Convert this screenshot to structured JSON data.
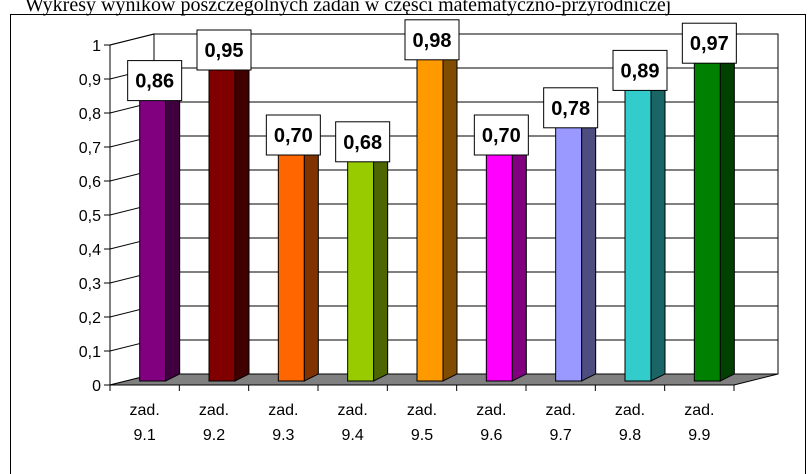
{
  "header_text": "Wykresy wyników poszczególnych zadań w części matematyczno-przyrodniczej",
  "chart_data": {
    "type": "bar",
    "title": "",
    "xlabel": "",
    "ylabel": "",
    "ylim": [
      0,
      1
    ],
    "yticks": [
      "0",
      "0,1",
      "0,2",
      "0,3",
      "0,4",
      "0,5",
      "0,6",
      "0,7",
      "0,8",
      "0,9",
      "1"
    ],
    "grid": true,
    "categories": [
      [
        "zad.",
        "9.1"
      ],
      [
        "zad.",
        "9.2"
      ],
      [
        "zad.",
        "9.3"
      ],
      [
        "zad.",
        "9.4"
      ],
      [
        "zad.",
        "9.5"
      ],
      [
        "zad.",
        "9.6"
      ],
      [
        "zad.",
        "9.7"
      ],
      [
        "zad.",
        "9.8"
      ],
      [
        "zad.",
        "9.9"
      ]
    ],
    "values": [
      0.86,
      0.95,
      0.7,
      0.68,
      0.98,
      0.7,
      0.78,
      0.89,
      0.97
    ],
    "data_labels": [
      "0,86",
      "0,95",
      "0,70",
      "0,68",
      "0,98",
      "0,70",
      "0,78",
      "0,89",
      "0,97"
    ],
    "colors": [
      "#800080",
      "#800000",
      "#ff6600",
      "#99cc00",
      "#ff9900",
      "#ff00ff",
      "#9999ff",
      "#33cccc",
      "#008000"
    ],
    "side_colors": [
      "#400040",
      "#400000",
      "#803300",
      "#4d6600",
      "#804d00",
      "#800080",
      "#4d4d80",
      "#1a6666",
      "#004000"
    ]
  }
}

Exercise brief –
Please repeat the entries exactly. Do not include the pictures.

Result –
Convert this screenshot to structured JSON data.
{
  "header_text": "Wykresy wyników poszczególnych zadań w części matematyczno-przyrodniczej",
  "chart_data": {
    "type": "bar",
    "title": "",
    "xlabel": "",
    "ylabel": "",
    "ylim": [
      0,
      1
    ],
    "yticks": [
      "0",
      "0,1",
      "0,2",
      "0,3",
      "0,4",
      "0,5",
      "0,6",
      "0,7",
      "0,8",
      "0,9",
      "1"
    ],
    "grid": true,
    "categories": [
      [
        "zad.",
        "9.1"
      ],
      [
        "zad.",
        "9.2"
      ],
      [
        "zad.",
        "9.3"
      ],
      [
        "zad.",
        "9.4"
      ],
      [
        "zad.",
        "9.5"
      ],
      [
        "zad.",
        "9.6"
      ],
      [
        "zad.",
        "9.7"
      ],
      [
        "zad.",
        "9.8"
      ],
      [
        "zad.",
        "9.9"
      ]
    ],
    "values": [
      0.86,
      0.95,
      0.7,
      0.68,
      0.98,
      0.7,
      0.78,
      0.89,
      0.97
    ],
    "data_labels": [
      "0,86",
      "0,95",
      "0,70",
      "0,68",
      "0,98",
      "0,70",
      "0,78",
      "0,89",
      "0,97"
    ],
    "colors": [
      "#800080",
      "#800000",
      "#ff6600",
      "#99cc00",
      "#ff9900",
      "#ff00ff",
      "#9999ff",
      "#33cccc",
      "#008000"
    ],
    "side_colors": [
      "#400040",
      "#400000",
      "#803300",
      "#4d6600",
      "#804d00",
      "#800080",
      "#4d4d80",
      "#1a6666",
      "#004000"
    ]
  }
}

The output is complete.